Dataset records
====

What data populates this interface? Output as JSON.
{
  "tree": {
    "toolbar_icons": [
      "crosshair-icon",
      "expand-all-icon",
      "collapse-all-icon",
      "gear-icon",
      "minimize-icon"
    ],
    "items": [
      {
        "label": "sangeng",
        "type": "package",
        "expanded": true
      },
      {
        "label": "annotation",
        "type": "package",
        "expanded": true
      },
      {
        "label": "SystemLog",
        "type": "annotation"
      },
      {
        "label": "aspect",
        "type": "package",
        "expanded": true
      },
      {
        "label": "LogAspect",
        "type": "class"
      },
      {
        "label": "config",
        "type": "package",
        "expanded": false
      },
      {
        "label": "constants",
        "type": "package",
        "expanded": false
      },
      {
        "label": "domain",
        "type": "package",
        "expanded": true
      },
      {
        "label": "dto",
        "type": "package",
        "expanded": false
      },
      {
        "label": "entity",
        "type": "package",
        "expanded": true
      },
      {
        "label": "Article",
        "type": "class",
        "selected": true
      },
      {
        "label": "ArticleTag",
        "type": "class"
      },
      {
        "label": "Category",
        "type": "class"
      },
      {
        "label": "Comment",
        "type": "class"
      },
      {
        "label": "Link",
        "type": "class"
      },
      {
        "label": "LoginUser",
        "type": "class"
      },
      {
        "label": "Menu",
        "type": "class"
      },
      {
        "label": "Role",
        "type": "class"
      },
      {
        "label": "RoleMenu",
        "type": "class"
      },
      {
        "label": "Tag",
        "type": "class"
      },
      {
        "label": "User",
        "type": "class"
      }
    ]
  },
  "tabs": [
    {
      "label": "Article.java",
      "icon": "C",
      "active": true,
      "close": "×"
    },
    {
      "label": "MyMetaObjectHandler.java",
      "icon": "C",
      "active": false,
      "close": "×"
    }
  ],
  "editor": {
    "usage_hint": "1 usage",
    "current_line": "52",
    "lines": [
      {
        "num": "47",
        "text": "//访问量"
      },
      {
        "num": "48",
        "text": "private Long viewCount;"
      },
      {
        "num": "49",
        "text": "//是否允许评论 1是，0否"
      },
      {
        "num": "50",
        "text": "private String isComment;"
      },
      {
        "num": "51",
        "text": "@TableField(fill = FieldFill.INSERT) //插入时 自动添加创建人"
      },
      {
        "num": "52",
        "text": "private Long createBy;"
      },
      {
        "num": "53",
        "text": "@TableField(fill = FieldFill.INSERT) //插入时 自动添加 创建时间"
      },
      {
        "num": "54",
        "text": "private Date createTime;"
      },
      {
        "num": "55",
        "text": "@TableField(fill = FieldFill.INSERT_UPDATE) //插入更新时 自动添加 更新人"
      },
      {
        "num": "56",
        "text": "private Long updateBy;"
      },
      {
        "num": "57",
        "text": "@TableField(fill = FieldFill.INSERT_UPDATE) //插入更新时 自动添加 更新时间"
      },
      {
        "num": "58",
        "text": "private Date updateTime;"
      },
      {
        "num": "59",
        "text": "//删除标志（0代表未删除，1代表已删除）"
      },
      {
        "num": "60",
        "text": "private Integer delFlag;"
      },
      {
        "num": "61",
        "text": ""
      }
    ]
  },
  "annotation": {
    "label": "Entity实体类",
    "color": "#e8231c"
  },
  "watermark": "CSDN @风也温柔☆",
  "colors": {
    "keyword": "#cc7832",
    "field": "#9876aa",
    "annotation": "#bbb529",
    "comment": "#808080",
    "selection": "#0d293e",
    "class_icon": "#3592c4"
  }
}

====

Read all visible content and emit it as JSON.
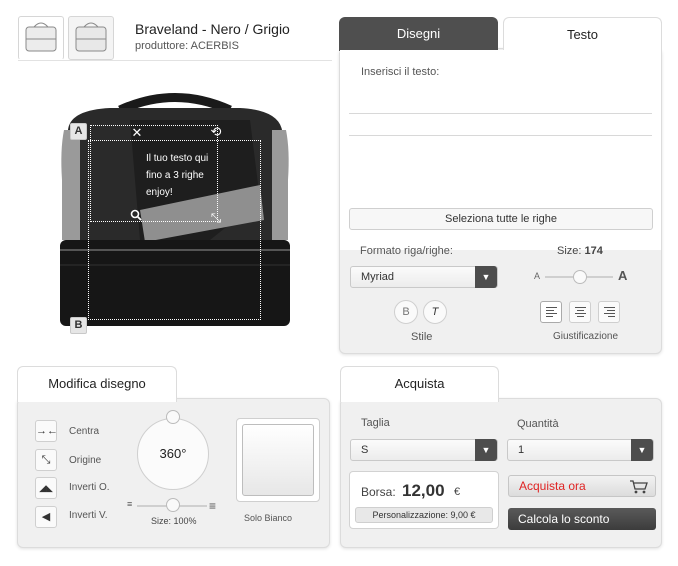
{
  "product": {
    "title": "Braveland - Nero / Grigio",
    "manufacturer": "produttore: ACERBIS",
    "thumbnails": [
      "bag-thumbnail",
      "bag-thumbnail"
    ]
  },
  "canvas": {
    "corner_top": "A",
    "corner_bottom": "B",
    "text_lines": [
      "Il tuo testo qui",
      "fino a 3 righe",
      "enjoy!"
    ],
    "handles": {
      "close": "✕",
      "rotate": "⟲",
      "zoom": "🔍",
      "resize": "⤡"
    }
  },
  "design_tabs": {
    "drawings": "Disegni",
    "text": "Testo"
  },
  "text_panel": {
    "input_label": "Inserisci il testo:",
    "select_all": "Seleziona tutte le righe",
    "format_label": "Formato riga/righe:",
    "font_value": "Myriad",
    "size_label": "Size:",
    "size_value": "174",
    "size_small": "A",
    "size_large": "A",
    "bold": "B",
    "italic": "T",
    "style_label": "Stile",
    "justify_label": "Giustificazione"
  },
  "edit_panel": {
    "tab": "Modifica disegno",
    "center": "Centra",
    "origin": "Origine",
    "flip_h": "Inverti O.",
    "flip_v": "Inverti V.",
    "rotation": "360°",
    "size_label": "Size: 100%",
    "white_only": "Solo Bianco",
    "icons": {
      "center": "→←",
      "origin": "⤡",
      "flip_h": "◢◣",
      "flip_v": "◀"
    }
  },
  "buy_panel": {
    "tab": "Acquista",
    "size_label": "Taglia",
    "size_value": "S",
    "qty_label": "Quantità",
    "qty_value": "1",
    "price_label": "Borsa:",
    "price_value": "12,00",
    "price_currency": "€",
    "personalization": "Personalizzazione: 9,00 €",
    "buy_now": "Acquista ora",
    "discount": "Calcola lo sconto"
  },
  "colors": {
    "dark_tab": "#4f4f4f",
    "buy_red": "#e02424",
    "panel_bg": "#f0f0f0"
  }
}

====

[WHAT THE EXERCISE ASKS]
Scan the data for the word "righe" and copy every line where it shows up.

[EXERCISE ANSWER]
      "fino a 3 righe",
    "select_all": "Seleziona tutte le righe",
    "format_label": "Formato riga/righe:",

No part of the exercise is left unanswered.